- Exercise directions -
Using the records below, locate all lines containing "background" and return them.

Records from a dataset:
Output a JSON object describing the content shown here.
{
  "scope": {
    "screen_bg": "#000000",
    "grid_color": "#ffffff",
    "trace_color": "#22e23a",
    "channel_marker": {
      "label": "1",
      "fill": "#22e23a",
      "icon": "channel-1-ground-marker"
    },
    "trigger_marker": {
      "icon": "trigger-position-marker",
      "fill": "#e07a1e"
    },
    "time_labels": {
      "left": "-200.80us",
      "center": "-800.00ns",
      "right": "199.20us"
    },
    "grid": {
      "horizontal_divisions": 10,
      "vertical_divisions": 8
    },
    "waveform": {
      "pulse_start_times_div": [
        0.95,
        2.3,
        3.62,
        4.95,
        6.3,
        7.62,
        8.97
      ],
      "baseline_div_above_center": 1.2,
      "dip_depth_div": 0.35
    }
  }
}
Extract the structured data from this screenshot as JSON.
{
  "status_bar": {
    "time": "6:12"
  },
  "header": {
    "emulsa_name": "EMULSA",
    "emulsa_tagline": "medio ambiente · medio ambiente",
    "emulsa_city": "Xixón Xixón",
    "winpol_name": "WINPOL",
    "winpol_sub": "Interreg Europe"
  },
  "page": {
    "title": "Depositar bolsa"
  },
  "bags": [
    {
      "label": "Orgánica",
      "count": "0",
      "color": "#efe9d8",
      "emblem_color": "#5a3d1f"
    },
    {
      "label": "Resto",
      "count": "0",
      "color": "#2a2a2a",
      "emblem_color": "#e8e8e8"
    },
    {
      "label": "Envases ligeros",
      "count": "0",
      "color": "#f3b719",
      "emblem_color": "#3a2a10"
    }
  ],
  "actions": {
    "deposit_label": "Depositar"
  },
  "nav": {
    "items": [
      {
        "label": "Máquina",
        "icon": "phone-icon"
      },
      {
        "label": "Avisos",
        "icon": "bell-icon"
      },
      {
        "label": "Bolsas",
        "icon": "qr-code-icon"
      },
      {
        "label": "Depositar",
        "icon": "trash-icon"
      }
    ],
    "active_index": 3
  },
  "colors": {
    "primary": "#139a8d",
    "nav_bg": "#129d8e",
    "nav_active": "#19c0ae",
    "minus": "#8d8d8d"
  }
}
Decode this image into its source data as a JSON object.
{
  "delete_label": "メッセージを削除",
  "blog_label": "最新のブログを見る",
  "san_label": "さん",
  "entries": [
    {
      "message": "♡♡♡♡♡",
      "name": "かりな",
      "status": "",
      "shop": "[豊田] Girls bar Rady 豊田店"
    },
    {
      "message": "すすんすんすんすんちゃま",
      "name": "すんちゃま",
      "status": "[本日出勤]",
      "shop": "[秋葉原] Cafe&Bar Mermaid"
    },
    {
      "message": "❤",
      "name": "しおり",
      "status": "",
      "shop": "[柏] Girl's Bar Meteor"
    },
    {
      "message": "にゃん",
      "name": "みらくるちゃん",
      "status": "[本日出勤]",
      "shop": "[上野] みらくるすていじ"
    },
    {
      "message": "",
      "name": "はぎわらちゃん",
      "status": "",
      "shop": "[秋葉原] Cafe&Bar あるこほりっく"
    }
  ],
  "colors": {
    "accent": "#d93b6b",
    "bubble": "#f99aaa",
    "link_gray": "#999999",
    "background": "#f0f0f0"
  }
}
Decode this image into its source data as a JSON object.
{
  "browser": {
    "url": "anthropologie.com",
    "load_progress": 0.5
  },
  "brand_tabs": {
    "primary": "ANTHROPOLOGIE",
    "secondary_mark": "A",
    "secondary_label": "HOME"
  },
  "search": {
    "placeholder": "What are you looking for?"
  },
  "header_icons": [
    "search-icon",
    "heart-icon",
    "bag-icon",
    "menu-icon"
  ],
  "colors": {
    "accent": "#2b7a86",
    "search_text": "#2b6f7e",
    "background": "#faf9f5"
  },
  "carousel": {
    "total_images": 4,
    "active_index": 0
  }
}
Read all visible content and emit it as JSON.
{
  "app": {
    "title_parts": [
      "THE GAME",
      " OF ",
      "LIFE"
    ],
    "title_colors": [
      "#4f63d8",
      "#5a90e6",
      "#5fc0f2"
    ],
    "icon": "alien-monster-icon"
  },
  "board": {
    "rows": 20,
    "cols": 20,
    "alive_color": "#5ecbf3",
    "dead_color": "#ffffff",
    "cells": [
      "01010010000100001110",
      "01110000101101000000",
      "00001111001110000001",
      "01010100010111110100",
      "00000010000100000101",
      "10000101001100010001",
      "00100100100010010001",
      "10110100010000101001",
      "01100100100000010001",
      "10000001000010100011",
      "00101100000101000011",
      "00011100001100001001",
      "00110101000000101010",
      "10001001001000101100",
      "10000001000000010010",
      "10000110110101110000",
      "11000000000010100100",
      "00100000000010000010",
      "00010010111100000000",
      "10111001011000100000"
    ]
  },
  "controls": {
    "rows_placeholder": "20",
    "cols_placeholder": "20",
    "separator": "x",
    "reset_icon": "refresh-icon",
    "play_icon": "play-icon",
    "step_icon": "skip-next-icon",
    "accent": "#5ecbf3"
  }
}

- Answer -
    "background": "#f0f0f0"
    "background": "#faf9f5"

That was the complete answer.